EXERCISE DIRECTIONS:
Can you transcribe the data exactly? Leave the pictures out.

Recorded data:
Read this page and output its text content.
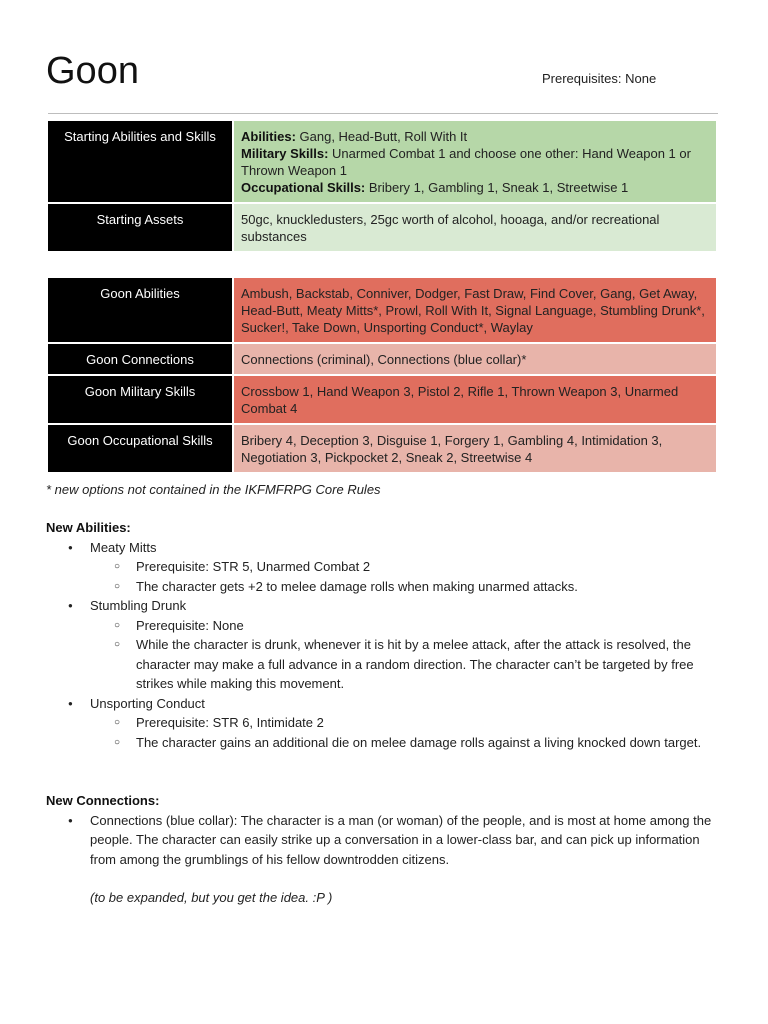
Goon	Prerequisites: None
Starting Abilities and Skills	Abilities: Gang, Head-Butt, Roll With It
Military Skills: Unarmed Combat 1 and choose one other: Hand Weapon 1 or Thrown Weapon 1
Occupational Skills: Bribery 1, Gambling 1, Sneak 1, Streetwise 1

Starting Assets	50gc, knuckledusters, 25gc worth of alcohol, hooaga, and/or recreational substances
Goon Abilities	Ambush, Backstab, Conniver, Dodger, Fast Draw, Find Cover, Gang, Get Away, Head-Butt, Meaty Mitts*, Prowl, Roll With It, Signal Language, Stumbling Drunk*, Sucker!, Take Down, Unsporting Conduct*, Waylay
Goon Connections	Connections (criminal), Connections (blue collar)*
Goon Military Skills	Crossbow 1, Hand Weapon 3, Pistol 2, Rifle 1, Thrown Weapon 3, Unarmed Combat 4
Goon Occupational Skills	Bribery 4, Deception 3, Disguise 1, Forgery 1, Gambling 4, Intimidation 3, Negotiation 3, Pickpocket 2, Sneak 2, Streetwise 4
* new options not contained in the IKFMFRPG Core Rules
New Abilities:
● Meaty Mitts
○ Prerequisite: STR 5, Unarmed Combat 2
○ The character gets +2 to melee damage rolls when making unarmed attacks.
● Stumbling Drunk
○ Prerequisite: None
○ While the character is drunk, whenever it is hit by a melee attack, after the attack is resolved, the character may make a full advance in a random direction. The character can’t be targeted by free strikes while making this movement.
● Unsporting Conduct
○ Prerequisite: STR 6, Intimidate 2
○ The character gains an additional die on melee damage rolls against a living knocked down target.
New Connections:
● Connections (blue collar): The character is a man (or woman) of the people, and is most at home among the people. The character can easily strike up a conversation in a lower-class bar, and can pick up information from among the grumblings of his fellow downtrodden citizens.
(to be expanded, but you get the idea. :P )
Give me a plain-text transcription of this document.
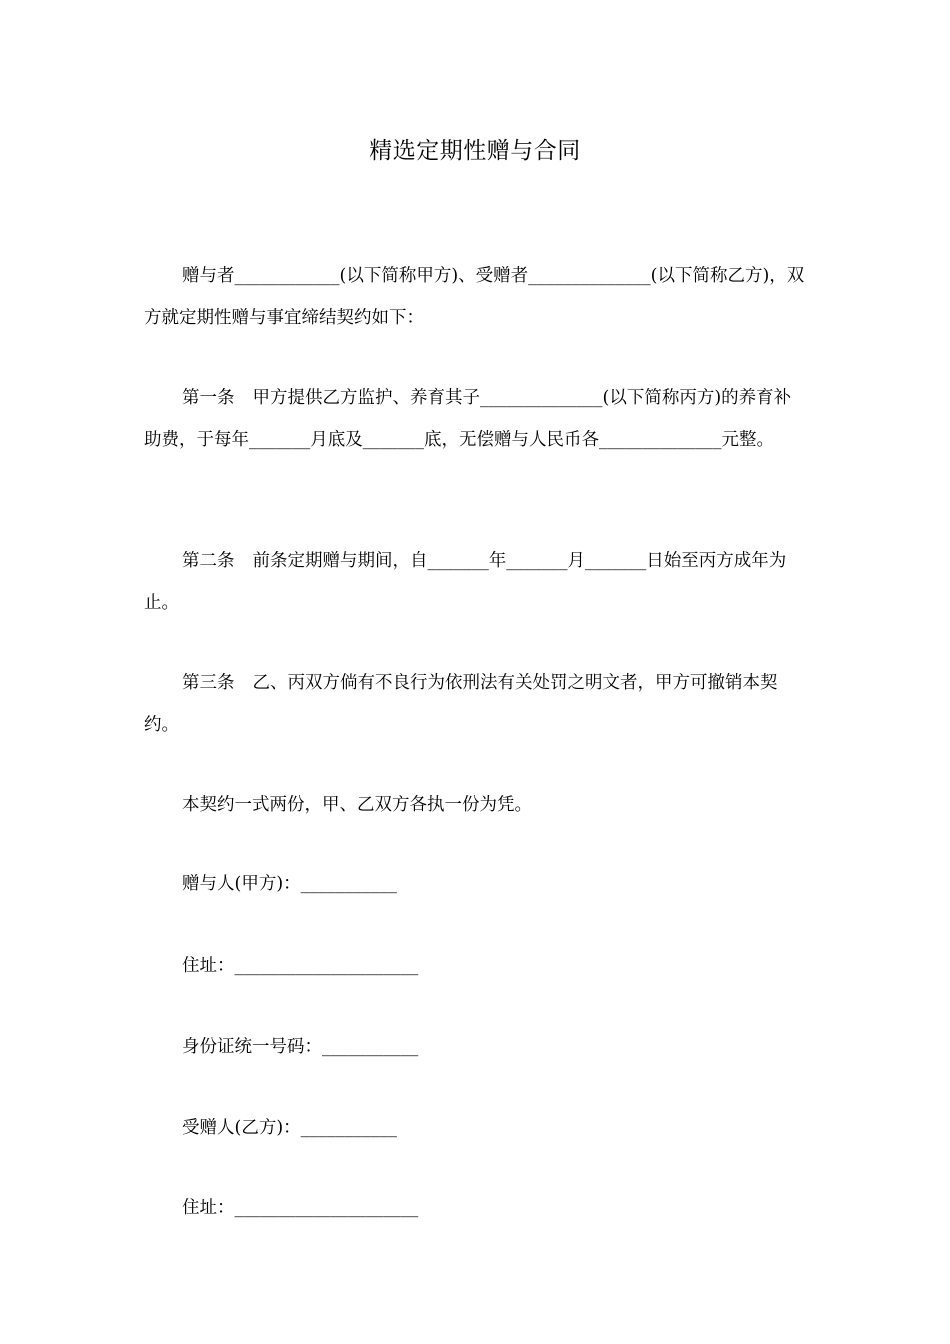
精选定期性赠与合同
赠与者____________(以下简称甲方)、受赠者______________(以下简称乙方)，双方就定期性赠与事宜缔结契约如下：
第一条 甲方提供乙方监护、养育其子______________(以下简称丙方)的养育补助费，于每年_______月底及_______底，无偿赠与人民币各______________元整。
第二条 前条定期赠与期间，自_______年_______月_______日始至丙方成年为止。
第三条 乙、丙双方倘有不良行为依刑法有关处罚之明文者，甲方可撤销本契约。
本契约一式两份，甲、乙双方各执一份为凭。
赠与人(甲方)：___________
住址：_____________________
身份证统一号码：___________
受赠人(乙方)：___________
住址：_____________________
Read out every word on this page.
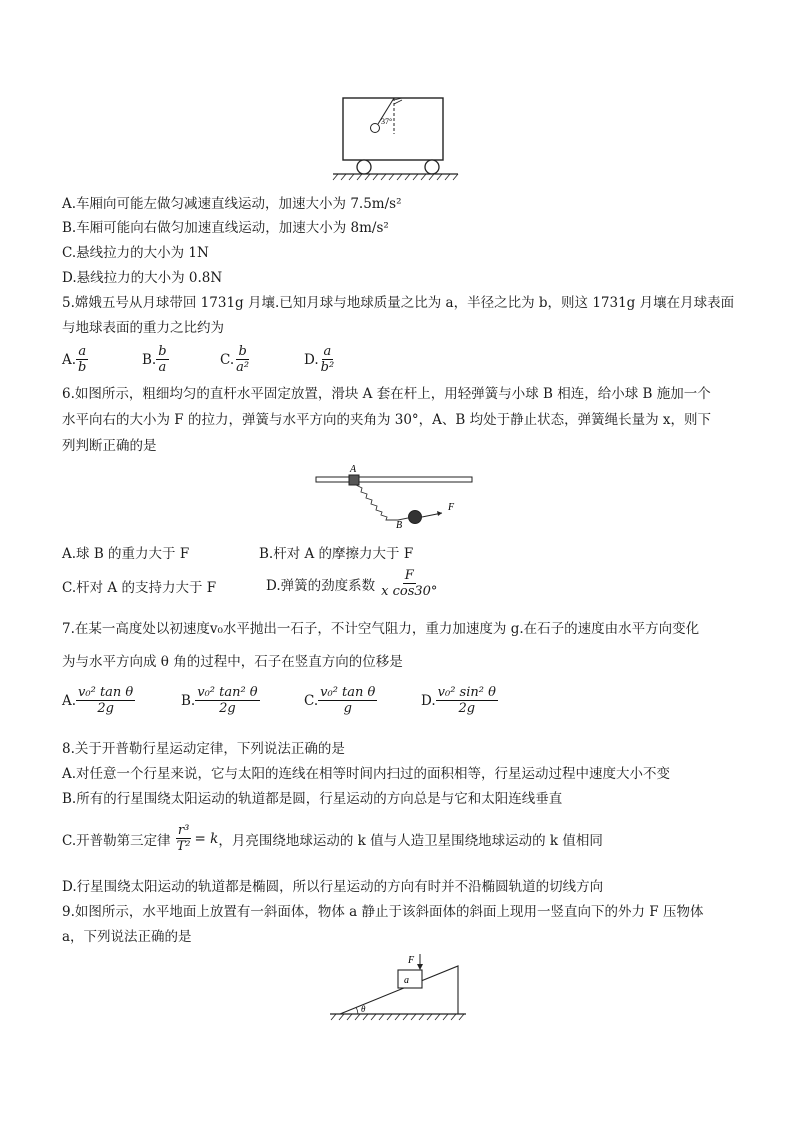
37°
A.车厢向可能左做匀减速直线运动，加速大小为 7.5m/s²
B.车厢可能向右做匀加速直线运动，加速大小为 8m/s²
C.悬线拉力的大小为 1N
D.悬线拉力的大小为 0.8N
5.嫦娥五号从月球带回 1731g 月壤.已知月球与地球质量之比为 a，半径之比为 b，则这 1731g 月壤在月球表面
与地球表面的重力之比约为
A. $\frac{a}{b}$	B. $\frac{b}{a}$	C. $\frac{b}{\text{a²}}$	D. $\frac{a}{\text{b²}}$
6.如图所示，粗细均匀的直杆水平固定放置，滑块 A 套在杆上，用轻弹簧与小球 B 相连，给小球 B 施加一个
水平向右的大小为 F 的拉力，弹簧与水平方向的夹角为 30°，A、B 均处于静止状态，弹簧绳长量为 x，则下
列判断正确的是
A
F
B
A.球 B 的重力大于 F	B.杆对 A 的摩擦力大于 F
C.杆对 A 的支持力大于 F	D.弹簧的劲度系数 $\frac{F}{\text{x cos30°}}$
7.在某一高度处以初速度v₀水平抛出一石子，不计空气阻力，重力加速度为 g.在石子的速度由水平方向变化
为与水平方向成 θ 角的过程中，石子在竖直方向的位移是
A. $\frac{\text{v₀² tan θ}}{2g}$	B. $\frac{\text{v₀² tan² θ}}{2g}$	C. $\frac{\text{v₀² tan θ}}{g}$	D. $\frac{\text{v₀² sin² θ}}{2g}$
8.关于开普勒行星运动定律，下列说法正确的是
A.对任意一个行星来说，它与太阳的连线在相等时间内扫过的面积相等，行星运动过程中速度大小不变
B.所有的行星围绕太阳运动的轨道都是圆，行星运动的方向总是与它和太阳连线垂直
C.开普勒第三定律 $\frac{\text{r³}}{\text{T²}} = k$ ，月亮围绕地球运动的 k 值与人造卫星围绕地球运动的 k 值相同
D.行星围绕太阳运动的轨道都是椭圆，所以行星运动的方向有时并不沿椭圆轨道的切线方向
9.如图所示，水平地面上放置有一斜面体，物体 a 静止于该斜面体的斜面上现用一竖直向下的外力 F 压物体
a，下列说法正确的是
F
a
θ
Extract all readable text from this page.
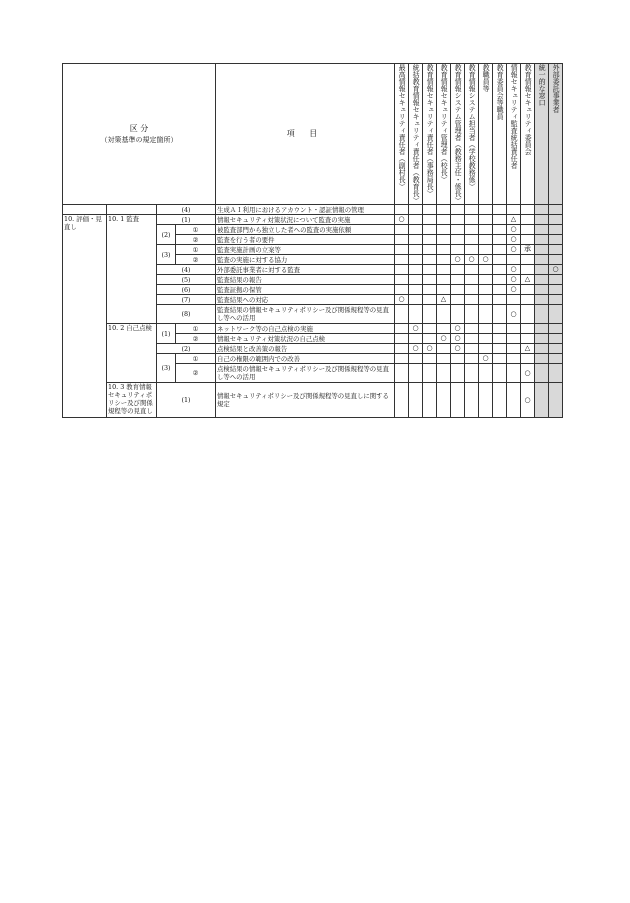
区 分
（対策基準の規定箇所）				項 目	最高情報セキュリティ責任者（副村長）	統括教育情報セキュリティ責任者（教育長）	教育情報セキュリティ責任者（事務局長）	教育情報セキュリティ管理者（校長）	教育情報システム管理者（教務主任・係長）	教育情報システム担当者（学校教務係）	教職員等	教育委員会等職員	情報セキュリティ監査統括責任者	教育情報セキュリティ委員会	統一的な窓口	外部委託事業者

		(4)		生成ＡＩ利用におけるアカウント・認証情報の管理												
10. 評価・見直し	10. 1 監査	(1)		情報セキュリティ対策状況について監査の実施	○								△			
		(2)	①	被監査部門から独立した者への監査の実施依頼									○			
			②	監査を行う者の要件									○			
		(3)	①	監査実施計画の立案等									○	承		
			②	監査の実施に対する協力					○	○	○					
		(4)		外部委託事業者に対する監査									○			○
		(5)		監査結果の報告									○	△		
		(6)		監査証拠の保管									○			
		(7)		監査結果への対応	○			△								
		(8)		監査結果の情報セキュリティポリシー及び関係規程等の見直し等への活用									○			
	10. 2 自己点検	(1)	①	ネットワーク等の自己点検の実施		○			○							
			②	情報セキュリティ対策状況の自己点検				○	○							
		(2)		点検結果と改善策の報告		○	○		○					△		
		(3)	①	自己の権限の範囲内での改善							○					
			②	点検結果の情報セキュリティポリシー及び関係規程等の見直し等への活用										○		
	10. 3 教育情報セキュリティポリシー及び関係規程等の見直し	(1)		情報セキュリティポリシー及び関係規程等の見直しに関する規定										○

EXERCISE RESULT:
Read this page and output its text content.
Goon	Prerequisites: None
Starting Abilities and Skills	Abilities: Gang, Head-Butt, Roll With It
Military Skills: Unarmed Combat 1 and choose one other: Hand Weapon 1 or Thrown Weapon 1
Occupational Skills: Bribery 1, Gambling 1, Sneak 1, Streetwise 1

Starting Assets	50gc, knuckledusters, 25gc worth of alcohol, hooaga, and/or recreational substances
Goon Abilities	Ambush, Backstab, Conniver, Dodger, Fast Draw, Find Cover, Gang, Get Away, Head-Butt, Meaty Mitts*, Prowl, Roll With It, Signal Language, Stumbling Drunk*, Sucker!, Take Down, Unsporting Conduct*, Waylay
Goon Connections	Connections (criminal), Connections (blue collar)*
Goon Military Skills	Crossbow 1, Hand Weapon 3, Pistol 2, Rifle 1, Thrown Weapon 3, Unarmed Combat 4
Goon Occupational Skills	Bribery 4, Deception 3, Disguise 1, Forgery 1, Gambling 4, Intimidation 3, Negotiation 3, Pickpocket 2, Sneak 2, Streetwise 4
* new options not contained in the IKFMFRPG Core Rules
New Abilities:
● Meaty Mitts
○ Prerequisite: STR 5, Unarmed Combat 2
○ The character gets +2 to melee damage rolls when making unarmed attacks.
● Stumbling Drunk
○ Prerequisite: None
○ While the character is drunk, whenever it is hit by a melee attack, after the attack is resolved, the character may make a full advance in a random direction. The character can’t be targeted by free strikes while making this movement.
● Unsporting Conduct
○ Prerequisite: STR 6, Intimidate 2
○ The character gains an additional die on melee damage rolls against a living knocked down target.
New Connections:
● Connections (blue collar): The character is a man (or woman) of the people, and is most at home among the people. The character can easily strike up a conversation in a lower-class bar, and can pick up information from among the grumblings of his fellow downtrodden citizens.
(to be expanded, but you get the idea. :P )
Give me a plain-text transcription of this document.
精选定期性赠与合同
赠与者____________(以下简称甲方)、受赠者______________(以下简称乙方)，双方就定期性赠与事宜缔结契约如下：
第一条 甲方提供乙方监护、养育其子______________(以下简称丙方)的养育补助费，于每年_______月底及_______底，无偿赠与人民币各______________元整。
第二条 前条定期赠与期间，自_______年_______月_______日始至丙方成年为止。
第三条 乙、丙双方倘有不良行为依刑法有关处罚之明文者，甲方可撤销本契约。
本契约一式两份，甲、乙双方各执一份为凭。
赠与人(甲方)：___________
住址：_____________________
身份证统一号码：___________
受赠人(乙方)：___________
住址：_____________________
Read out every word on this page.
37°
A.车厢向可能左做匀减速直线运动，加速大小为 7.5m/s²
B.车厢可能向右做匀加速直线运动，加速大小为 8m/s²
C.悬线拉力的大小为 1N
D.悬线拉力的大小为 0.8N
5.嫦娥五号从月球带回 1731g 月壤.已知月球与地球质量之比为 a，半径之比为 b，则这 1731g 月壤在月球表面
与地球表面的重力之比约为
A. $\frac{a}{b}$	B. $\frac{b}{a}$	C. $\frac{b}{\text{a²}}$	D. $\frac{a}{\text{b²}}$
6.如图所示，粗细均匀的直杆水平固定放置，滑块 A 套在杆上，用轻弹簧与小球 B 相连，给小球 B 施加一个
水平向右的大小为 F 的拉力，弹簧与水平方向的夹角为 30°，A、B 均处于静止状态，弹簧绳长量为 x，则下
列判断正确的是
A
F
B
A.球 B 的重力大于 F	B.杆对 A 的摩擦力大于 F
C.杆对 A 的支持力大于 F	D.弹簧的劲度系数 $\frac{F}{\text{x cos30°}}$
7.在某一高度处以初速度v₀水平抛出一石子，不计空气阻力，重力加速度为 g.在石子的速度由水平方向变化
为与水平方向成 θ 角的过程中，石子在竖直方向的位移是
A. $\frac{\text{v₀² tan θ}}{2g}$	B. $\frac{\text{v₀² tan² θ}}{2g}$	C. $\frac{\text{v₀² tan θ}}{g}$	D. $\frac{\text{v₀² sin² θ}}{2g}$
8.关于开普勒行星运动定律，下列说法正确的是
A.对任意一个行星来说，它与太阳的连线在相等时间内扫过的面积相等，行星运动过程中速度大小不变
B.所有的行星围绕太阳运动的轨道都是圆，行星运动的方向总是与它和太阳连线垂直
C.开普勒第三定律 $\frac{\text{r³}}{\text{T²}} = k$ ，月亮围绕地球运动的 k 值与人造卫星围绕地球运动的 k 值相同
D.行星围绕太阳运动的轨道都是椭圆，所以行星运动的方向有时并不沿椭圆轨道的切线方向
9.如图所示，水平地面上放置有一斜面体，物体 a 静止于该斜面体的斜面上现用一竖直向下的外力 F 压物体
a，下列说法正确的是
F
a
θ
Extract all readable text from this page.
区 分
（対策基準の規定箇所）				項 目	最高情報セキュリティ責任者（副村長）	統括教育情報セキュリティ責任者（教育長）	教育情報セキュリティ責任者（事務局長）	教育情報セキュリティ管理者（校長）	教育情報システム管理者（教務主任・係長）	教育情報システム担当者（学校教務係）	教職員等	教育委員会等職員	情報セキュリティ監査統括責任者	教育情報セキュリティ委員会	統一的な窓口	外部委託事業者

		(4)		生成ＡＩ利用におけるアカウント・認証情報の管理												
10. 評価・見直し	10. 1 監査	(1)		情報セキュリティ対策状況について監査の実施	○								△			
		(2)	①	被監査部門から独立した者への監査の実施依頼									○			
			②	監査を行う者の要件									○			
		(3)	①	監査実施計画の立案等									○	承		
			②	監査の実施に対する協力					○	○	○					
		(4)		外部委託事業者に対する監査									○			○
		(5)		監査結果の報告									○	△		
		(6)		監査証拠の保管									○			
		(7)		監査結果への対応	○			△								
		(8)		監査結果の情報セキュリティポリシー及び関係規程等の見直し等への活用									○			
	10. 2 自己点検	(1)	①	ネットワーク等の自己点検の実施		○			○							
			②	情報セキュリティ対策状況の自己点検				○	○							
		(2)		点検結果と改善策の報告		○	○		○					△		
		(3)	①	自己の権限の範囲内での改善							○					
			②	点検結果の情報セキュリティポリシー及び関係規程等の見直し等への活用										○		
	10. 3 教育情報セキュリティポリシー及び関係規程等の見直し	(1)		情報セキュリティポリシー及び関係規程等の見直しに関する規定										○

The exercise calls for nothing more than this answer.